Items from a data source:
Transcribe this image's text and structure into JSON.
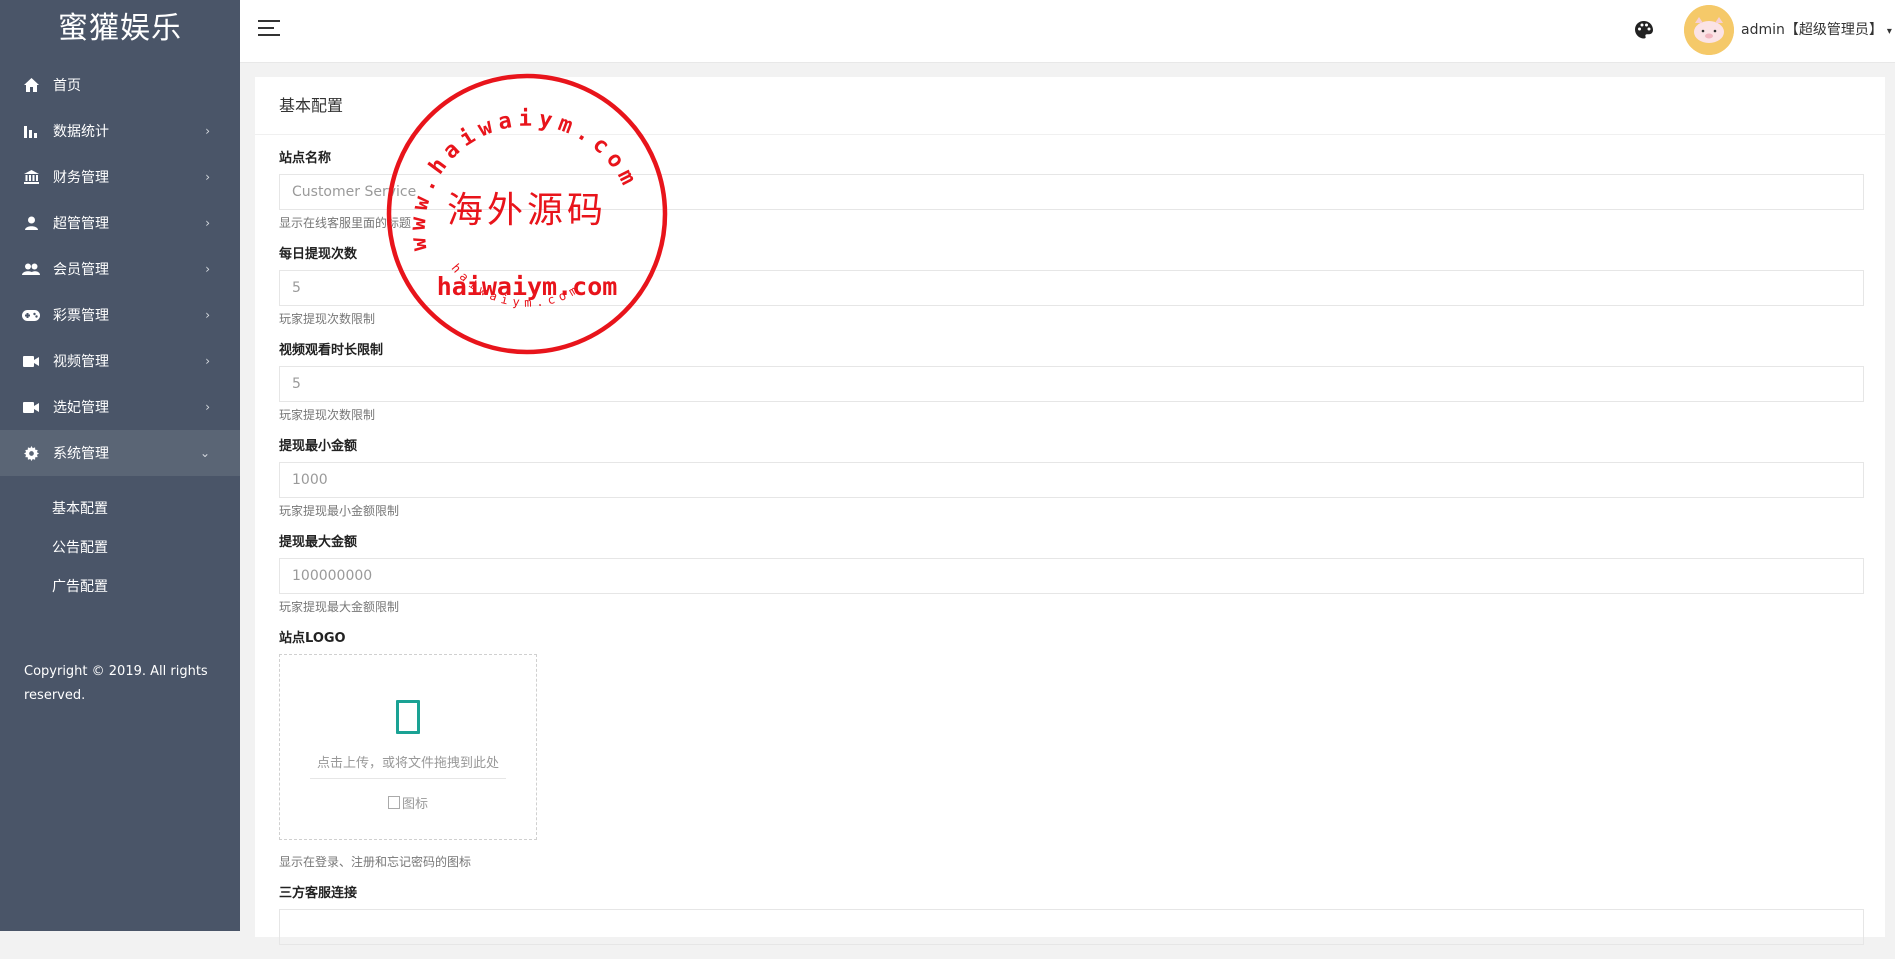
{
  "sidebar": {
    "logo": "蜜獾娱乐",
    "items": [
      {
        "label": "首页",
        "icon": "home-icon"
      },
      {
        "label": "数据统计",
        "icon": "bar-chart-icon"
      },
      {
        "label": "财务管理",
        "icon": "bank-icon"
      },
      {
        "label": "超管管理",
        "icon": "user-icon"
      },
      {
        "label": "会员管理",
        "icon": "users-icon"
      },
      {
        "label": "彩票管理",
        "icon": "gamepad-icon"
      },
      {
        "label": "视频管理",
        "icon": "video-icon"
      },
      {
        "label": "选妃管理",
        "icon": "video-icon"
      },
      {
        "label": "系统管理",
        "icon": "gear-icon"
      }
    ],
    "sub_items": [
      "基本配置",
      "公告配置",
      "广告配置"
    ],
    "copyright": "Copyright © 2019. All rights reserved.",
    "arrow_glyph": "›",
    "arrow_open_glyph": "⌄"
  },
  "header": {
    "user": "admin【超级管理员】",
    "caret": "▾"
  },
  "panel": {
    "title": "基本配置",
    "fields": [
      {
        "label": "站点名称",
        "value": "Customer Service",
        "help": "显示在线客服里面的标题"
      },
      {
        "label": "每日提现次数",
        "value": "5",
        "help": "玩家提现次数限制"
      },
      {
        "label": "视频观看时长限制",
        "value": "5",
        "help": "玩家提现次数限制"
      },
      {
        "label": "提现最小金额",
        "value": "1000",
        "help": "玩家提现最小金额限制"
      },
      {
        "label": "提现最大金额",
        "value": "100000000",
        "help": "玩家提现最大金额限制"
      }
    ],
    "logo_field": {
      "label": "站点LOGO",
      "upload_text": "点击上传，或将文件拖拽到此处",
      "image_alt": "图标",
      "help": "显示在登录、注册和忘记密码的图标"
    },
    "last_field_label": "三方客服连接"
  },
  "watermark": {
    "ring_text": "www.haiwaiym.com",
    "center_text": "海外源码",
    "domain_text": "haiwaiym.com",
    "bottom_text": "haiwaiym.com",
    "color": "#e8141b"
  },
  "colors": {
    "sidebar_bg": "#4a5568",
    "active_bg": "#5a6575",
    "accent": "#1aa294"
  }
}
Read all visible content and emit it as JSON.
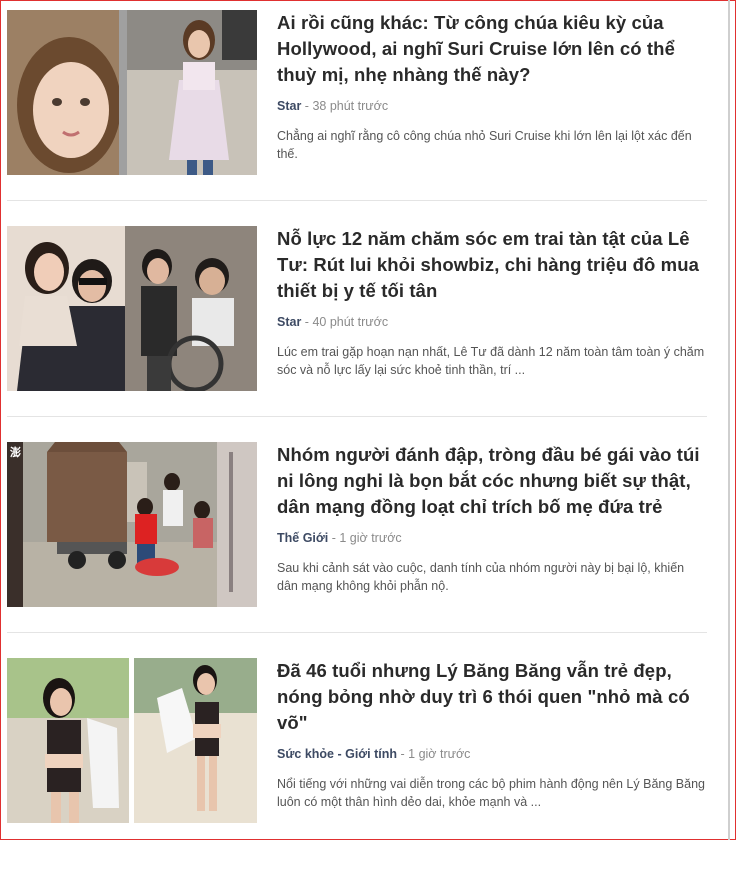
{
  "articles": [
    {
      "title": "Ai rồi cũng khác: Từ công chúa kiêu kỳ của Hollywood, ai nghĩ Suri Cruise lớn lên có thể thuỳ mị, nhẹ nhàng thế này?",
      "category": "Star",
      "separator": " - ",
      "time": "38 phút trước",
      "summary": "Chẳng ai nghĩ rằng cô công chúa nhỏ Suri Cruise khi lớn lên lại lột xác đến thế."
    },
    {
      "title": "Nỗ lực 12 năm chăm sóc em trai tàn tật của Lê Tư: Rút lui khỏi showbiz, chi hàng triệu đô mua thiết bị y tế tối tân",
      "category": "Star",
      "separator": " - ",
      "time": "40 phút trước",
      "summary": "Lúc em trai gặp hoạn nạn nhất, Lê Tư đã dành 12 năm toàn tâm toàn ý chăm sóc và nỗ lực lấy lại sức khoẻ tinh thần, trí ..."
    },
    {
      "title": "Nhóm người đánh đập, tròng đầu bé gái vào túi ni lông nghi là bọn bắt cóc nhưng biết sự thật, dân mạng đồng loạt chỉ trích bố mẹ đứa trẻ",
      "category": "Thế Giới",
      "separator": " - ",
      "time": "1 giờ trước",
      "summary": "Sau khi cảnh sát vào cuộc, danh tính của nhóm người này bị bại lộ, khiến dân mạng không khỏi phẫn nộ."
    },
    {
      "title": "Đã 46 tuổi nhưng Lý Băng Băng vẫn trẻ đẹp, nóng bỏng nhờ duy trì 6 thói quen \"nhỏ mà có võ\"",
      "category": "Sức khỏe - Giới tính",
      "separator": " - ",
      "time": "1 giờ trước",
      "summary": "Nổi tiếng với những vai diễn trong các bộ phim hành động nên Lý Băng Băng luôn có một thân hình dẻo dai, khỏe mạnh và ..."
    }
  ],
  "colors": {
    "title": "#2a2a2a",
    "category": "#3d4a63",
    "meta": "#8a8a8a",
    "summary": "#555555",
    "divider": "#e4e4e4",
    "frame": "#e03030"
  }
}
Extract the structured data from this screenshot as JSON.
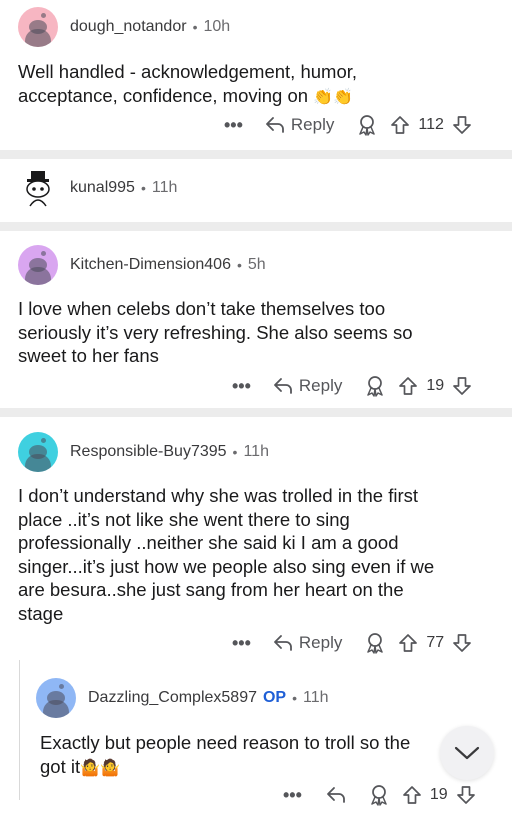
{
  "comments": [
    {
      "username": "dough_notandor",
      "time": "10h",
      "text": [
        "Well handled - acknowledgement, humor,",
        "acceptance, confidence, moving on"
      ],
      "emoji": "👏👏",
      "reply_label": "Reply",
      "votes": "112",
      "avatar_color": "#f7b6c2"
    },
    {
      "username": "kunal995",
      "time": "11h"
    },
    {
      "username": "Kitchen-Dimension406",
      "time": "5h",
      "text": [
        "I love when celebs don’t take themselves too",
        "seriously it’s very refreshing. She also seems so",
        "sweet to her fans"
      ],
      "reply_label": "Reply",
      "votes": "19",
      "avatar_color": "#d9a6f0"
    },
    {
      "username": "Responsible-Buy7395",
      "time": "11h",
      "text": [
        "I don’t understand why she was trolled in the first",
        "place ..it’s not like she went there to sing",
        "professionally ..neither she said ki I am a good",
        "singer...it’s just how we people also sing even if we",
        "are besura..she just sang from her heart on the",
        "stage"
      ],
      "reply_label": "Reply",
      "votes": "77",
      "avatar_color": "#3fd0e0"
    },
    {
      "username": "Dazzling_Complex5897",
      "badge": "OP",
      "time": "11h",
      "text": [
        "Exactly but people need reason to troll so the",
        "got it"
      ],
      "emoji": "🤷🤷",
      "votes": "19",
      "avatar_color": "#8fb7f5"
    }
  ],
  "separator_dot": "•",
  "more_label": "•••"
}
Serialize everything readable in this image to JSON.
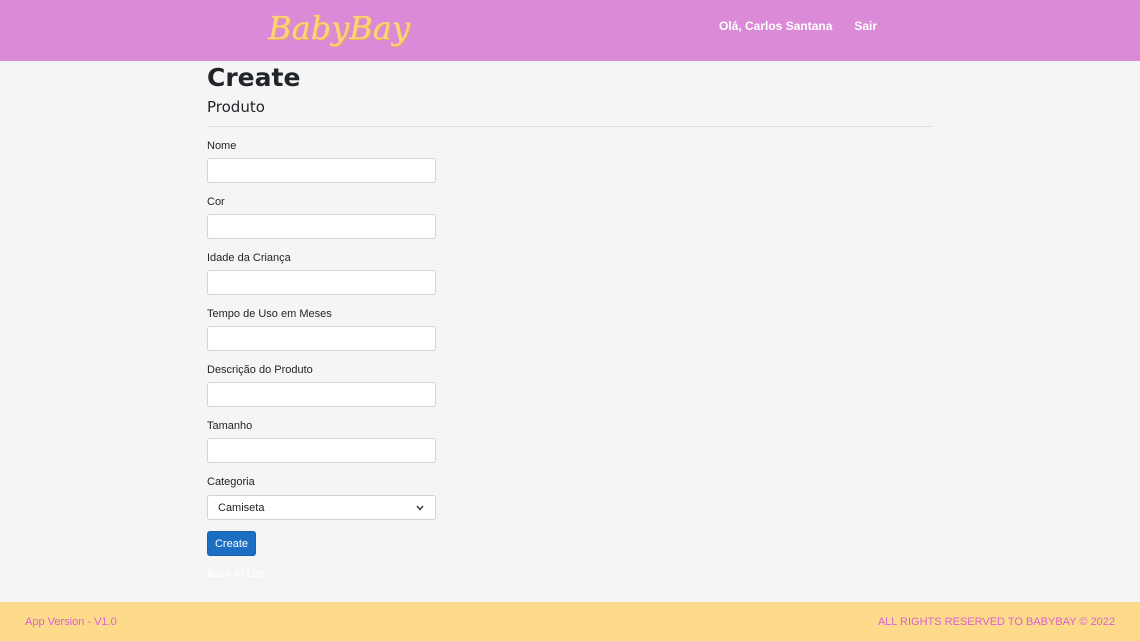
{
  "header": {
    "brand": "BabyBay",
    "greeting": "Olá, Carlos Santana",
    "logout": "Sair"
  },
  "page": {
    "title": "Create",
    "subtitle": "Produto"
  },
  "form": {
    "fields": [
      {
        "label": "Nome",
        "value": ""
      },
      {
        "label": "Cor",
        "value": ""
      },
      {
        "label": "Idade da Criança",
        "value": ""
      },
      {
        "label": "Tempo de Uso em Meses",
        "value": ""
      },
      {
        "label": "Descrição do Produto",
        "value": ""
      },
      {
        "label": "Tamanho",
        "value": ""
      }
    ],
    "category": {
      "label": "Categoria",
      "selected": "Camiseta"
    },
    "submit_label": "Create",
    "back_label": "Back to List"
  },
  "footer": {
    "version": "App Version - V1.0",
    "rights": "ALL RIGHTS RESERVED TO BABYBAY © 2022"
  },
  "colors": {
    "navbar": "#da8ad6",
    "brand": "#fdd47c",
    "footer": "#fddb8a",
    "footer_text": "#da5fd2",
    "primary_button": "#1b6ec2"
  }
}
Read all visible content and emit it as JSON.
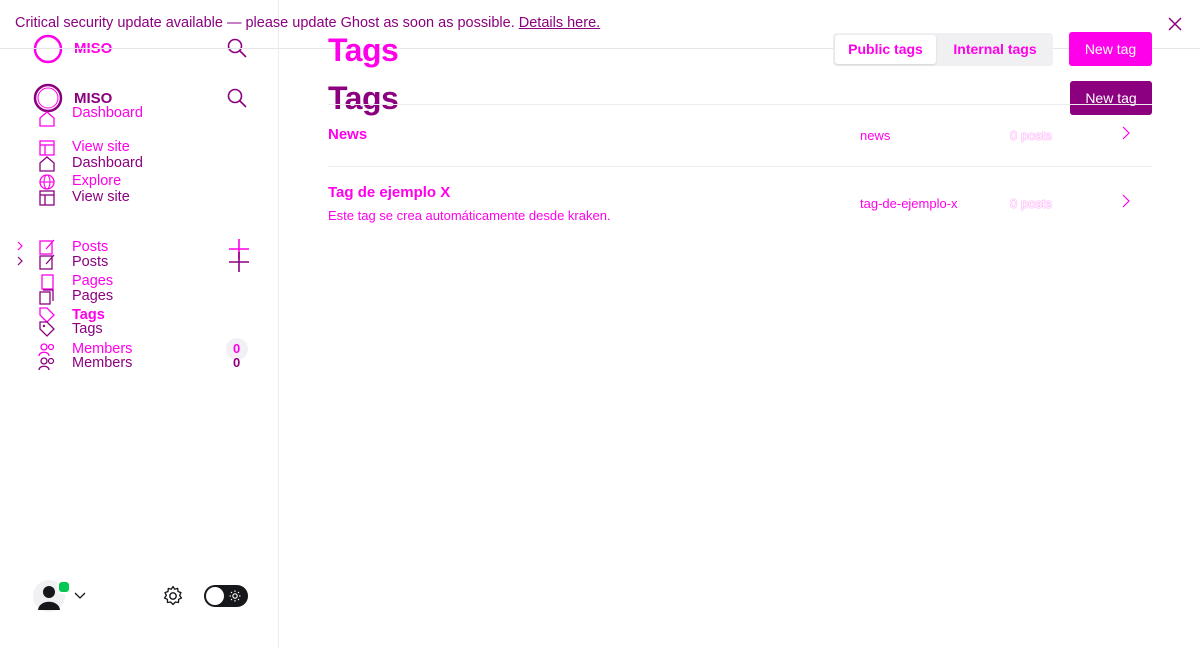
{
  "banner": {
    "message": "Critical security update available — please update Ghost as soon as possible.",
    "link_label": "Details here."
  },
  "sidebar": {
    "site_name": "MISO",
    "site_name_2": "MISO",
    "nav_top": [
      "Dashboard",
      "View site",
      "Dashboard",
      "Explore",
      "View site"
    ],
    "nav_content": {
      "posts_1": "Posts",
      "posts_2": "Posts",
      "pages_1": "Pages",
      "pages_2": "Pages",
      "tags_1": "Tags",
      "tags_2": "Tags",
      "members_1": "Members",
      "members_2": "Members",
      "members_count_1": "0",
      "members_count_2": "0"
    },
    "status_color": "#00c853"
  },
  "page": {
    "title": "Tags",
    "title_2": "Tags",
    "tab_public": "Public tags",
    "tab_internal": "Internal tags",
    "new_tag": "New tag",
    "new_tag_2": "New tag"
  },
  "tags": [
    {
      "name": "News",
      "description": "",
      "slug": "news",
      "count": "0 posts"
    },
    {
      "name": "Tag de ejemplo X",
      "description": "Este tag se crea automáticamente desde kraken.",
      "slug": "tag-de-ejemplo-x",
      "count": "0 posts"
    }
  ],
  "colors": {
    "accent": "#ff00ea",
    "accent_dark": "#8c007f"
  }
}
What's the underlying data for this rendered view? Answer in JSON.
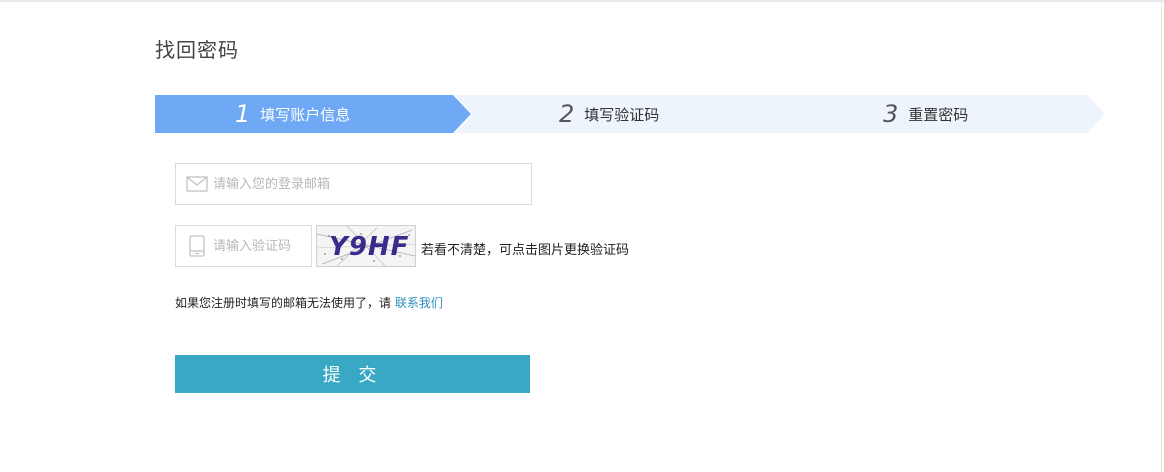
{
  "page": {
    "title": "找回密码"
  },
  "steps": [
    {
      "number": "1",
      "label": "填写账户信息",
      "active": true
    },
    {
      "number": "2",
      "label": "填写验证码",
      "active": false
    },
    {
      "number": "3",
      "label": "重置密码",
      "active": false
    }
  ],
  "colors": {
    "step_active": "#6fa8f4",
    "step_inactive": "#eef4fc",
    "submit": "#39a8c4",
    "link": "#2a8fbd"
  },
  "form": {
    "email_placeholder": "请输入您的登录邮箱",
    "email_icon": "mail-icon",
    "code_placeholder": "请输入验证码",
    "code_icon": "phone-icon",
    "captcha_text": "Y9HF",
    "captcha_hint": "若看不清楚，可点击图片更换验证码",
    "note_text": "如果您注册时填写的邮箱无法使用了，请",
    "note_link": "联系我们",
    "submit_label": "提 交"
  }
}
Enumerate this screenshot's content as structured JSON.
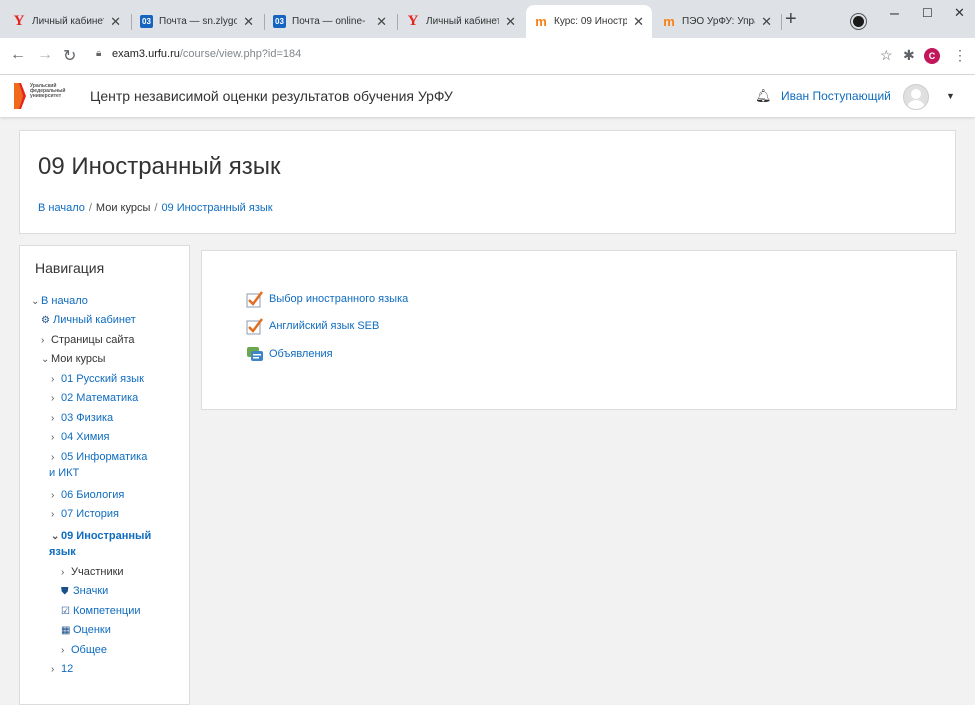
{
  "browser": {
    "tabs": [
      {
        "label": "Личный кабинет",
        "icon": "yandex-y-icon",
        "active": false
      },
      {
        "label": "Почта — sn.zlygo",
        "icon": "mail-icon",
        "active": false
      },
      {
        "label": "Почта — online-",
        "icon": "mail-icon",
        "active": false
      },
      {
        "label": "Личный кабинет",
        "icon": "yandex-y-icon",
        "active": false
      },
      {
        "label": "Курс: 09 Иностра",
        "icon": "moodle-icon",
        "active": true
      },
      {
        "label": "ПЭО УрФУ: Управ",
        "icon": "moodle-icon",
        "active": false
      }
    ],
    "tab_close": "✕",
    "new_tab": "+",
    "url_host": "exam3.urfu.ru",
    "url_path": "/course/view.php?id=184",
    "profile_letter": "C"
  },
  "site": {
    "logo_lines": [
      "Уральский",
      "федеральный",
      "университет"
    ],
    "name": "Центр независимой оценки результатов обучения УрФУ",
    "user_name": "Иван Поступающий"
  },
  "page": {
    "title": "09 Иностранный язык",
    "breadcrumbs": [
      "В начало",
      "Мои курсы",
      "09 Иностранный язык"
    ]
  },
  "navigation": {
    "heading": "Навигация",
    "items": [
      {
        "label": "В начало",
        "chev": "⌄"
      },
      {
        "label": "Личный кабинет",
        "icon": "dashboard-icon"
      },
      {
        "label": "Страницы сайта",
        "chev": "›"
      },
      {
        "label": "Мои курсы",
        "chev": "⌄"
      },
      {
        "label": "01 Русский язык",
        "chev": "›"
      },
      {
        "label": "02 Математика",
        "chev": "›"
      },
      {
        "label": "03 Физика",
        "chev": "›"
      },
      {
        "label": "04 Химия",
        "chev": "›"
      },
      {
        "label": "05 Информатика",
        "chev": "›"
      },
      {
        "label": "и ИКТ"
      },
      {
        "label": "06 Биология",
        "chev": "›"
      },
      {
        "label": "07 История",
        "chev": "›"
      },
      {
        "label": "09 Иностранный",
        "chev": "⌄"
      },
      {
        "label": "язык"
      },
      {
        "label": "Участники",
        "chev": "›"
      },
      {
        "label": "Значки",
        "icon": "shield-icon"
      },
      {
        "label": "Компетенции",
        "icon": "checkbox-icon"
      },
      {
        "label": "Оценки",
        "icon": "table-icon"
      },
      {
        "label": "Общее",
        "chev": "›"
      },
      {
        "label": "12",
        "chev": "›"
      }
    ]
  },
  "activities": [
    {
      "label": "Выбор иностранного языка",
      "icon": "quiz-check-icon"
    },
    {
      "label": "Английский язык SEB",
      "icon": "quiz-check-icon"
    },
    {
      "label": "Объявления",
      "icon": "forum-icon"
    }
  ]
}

▸ Set problem
Among the lines of the material, find those that hold the word "help" and copy them.

▸ Exercise result
        "help": "显示在线客服里面的标题"
        "help": "玩家提现次数限制"
        "help": "玩家提现次数限制"
        "help": "玩家提现最小金额限制"
        "help": "玩家提现最大金额限制"
      "help": "显示在登录、注册和忘记密码的图标"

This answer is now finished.